Continua l'articolo sulla Tunisia e sui diritti delle donne, riprendendo subito dopo l'ultima frase riportata.

ESTRATTO SCELTO ->
_ _ _ _ _

Tunisia: crescono i timori per una deriva islamica della Rivoluzione dei Gelsomini
A quasi due anni dall’inizio della Primavera Araba e a uno dalle elezioni, in Tunisia,
il sogno di una società finalmente libera e democratica sembra infrangersi contro
una realtà fatta di imposizioni confessionali, crisi economica e regressioni annunciate
nel campo dei diritti. A pagarne per prime l’alto prezzo sono le donne. Luca Attanasio,
a Tunisi, ha parlato con due di loro: Nadia Hakimi, direttrice dell’Association Tunisienne
des Femmes Democrates, e Lina Ben Mhenni, una delle blogger più attive nel periodo
della Rivoluzione dei Gelsomini, e con Silvia Costa, in visita nella capitale nord-africana
come membro della delegazione ufficiale della Commissione Femme del Parlamento Europeo:
D. – Nadia
Hakmi, avete da poco conquistato la libertà, e i diritti sembrano sparire all’orizzonte
…
R. – Notre rôle, je pense, c’est de poursuivre notre résistance parce-que
… Penso che il nostro ruolo oggi sia continuare la resistenza. Abbiamo ormai acquisito
dei meccanismi di opposizione al potere, ma ci troviamo a fronteggiare situazioni
molto difficili. Oggi le cose sono molto cambiate e siamo di fronte ad una nuova lotta
per mantenere i diritti per le donne. Registriamo una vera e propria regressione.
D.
– Qual è il problema più urgente, al momento?
R. – C’est la Constitution, parce-que
on parle du Préambule … Il problema più grande è la Costituzione. Al momento, si
parla molto di Preambolo, ma non si dice nulla dei contenuti. Vogliono rimettere in
discussione l’articolo 1 sul quale c’era un consenso generale: recita che la Tunisia
è uno Stato laico a maggioranza islamica, mentre ora si spinge per scrivere che è
uno Stato islamico.

_ _ _ _ _

RIGHE DI DATI ->

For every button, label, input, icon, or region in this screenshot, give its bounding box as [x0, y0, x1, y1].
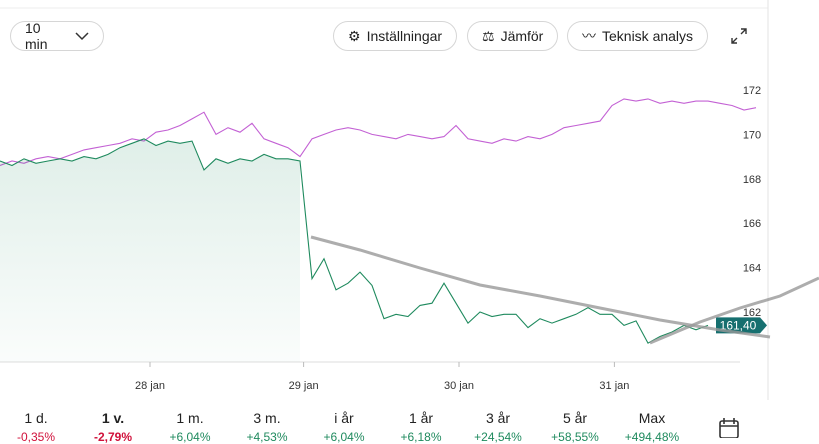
period-tab[interactable]: 1 år +6,18% — [386, 410, 456, 444]
expand-icon[interactable] — [731, 28, 747, 44]
y-tick-label: 164 — [743, 263, 761, 275]
period-change: +6,18% — [400, 430, 442, 444]
chevron — [75, 32, 89, 41]
y-tick-label: 172 — [743, 85, 761, 97]
price-label: 161,40 — [720, 318, 757, 332]
period-tab[interactable]: 3 m. +4,53% — [232, 410, 302, 444]
period-change: +4,53% — [246, 430, 288, 444]
interval-label: 10 min — [25, 20, 48, 52]
chart: 162 164 166 168 170 172 28 jan 29 jan 30 jan 31 j… — [0, 0, 819, 400]
period-label: 1 år — [408, 410, 434, 426]
y-tick-label: 166 — [743, 218, 761, 230]
period-label: 1 d. — [24, 410, 48, 426]
period-change: +6,04% — [169, 430, 211, 444]
period-change: +494,48% — [624, 430, 680, 444]
period-label: 3 m. — [253, 410, 281, 426]
drawing — [649, 276, 819, 345]
period-tab[interactable]: Max +494,48% — [617, 410, 687, 444]
period-change: +24,54% — [474, 430, 522, 444]
period-label: Max — [638, 410, 666, 426]
period-tab[interactable]: 3 år +24,54% — [463, 410, 533, 444]
x-tick-label: 29 jan — [289, 380, 319, 392]
drawing — [310, 235, 771, 339]
price-badge — [716, 317, 767, 334]
period-tab[interactable]: i år +6,04% — [309, 410, 379, 444]
period-label: 3 år — [485, 410, 511, 426]
series-line — [0, 98, 757, 167]
period-tab[interactable]: 1 m. +6,04% — [155, 410, 225, 444]
button-label: Teknisk analys — [602, 28, 694, 44]
y-tick-label: 170 — [743, 129, 761, 141]
period-tab[interactable]: 1 d. -0,35% — [1, 410, 71, 444]
interval-select[interactable]: 10 min — [10, 20, 104, 52]
period-label: i år — [334, 410, 354, 426]
calendar-icon[interactable] — [718, 418, 740, 438]
y-tick-label: 168 — [743, 174, 761, 186]
button-label: Inställningar — [366, 28, 443, 44]
period-label: 5 år — [562, 410, 588, 426]
period-tab[interactable]: 5 år +58,55% — [540, 410, 610, 444]
period-change: +6,04% — [323, 430, 365, 444]
settings-button[interactable]: ⚙ Inställningar — [333, 21, 458, 51]
period-change: +58,55% — [551, 430, 599, 444]
x-tick-label: 30 jan — [444, 380, 474, 392]
x-tick-label: 28 jan — [135, 380, 165, 392]
x-tick-label: 31 jan — [599, 380, 629, 392]
compare-button[interactable]: ⚖ Jämför — [467, 21, 559, 51]
period-change: -2,79% — [93, 430, 133, 444]
area-fill — [0, 138, 300, 362]
period-label: 1 m. — [176, 410, 204, 426]
y-tick-label: 162 — [743, 307, 761, 319]
period-change: -0,35% — [16, 430, 56, 444]
period-tab[interactable]: 1 v. -2,79% — [78, 410, 148, 444]
button-label: Jämför — [500, 28, 544, 44]
period-label: 1 v. — [101, 410, 125, 426]
series-line — [0, 138, 709, 344]
analysis-button[interactable]: 〰 Teknisk analys — [567, 21, 709, 51]
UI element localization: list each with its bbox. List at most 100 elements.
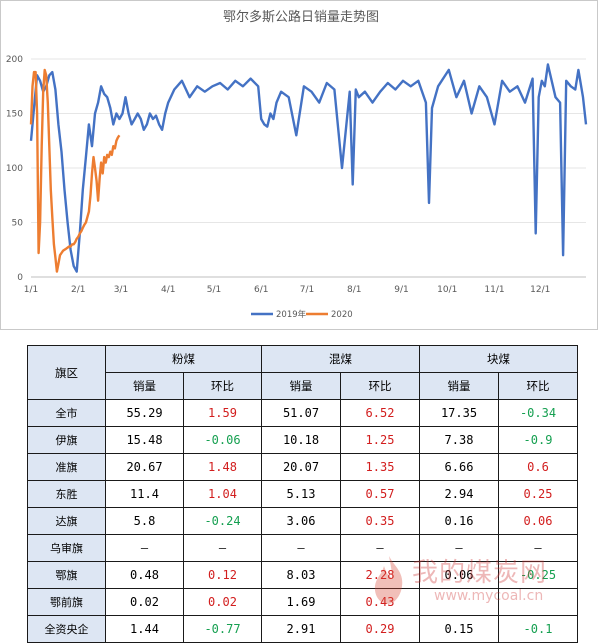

_ _ _ _ _

RISPOSTA AL COMPITO ->
D. – Lina Ben Mhenni, temete che la rivoluzione
vi venga portata via?
R. – Usually, to do a revolution … In genere, per
fare una rivoluzione ci vogliono gruppi organizzati, partiti politici; ma nel caso
nostro, si è trattato di una rivoluzione spontanea, fatta da giovani, disoccupati
… Non avevamo un piano, pensavamo solo a liberarci di Ben Ali, senza pianificare il
futuro. E così, altri ne hanno approfittato e ce l’hanno letteralmente confiscata.
D.
– Onorevole Silvia Costa, una prima impressione sulla situazione generale del
Paese …
R. – La Tunisia è in una fase di transizione democratica complessa;
promettente, per il fatto che si sta lavorando alacremente nell’Assemblea costituente
– che vede la presenza del 27 per cento di donne – per dare finalmente alla Tunisia
una nuova Costituzione, più aperta, più democratica rispetto a quella vigente nel
regime passato. Dall’altro lato, le donne chiedono che non si torni indietro rispetto
ad alcuni diritti.
D. – Avete incontrato donne di ogni partito, rappresentanti
della società civile. Cosa chiedono all’Europa?
R. – Ci hanno chiesto di tenere
lo sguardo fermo su di loro, di aiutarle e anche nelle forme di sostegno e di partenariato,
che si condizionino gli aiuti al rispetto della democrazia e dei diritti delle donne.
Sull’impegno
dei tunisini per i diritti umani Luca Attanasio ha incontrato la presidente di Amnesty
International Tunisia, Sondéss Garbouy, e le ha chiesto in che modo la sua
organizzazione ha partecipato alla Rivoluzione dei Gelsomini:
R. – Les jeunes
d’Amnesty International… I giovani di Amnesty sparsi nelle regioni sono stati molto
attivi; noi lavoriamo su base regionale e abbiamo 40 gruppi sparsi nel Paese. Il gruppo
più attivo è proprio quello di Sidi Bouzid, dove si è dato fuoco Mohammed Bouazizi
e da dove è cominciato tutto. I nostri coordinatori, i nostri militanti, sono scesi
in piazza e hanno preso parte attivamente alla rivoluzione. Ma c’è un grosso lavoro,
maggiore, da fare adesso, dopo la rivoluzione. Credo che ci aspetta un impegno enorme
per un’azione di pressione verso l’Assemblea costituente perché siano scritti e garantiti
i diritti umani fondamentali.
D. - Quali sono le principali battaglie di Amnesty
a quasi due anni dallo scoppio della rivoluzione?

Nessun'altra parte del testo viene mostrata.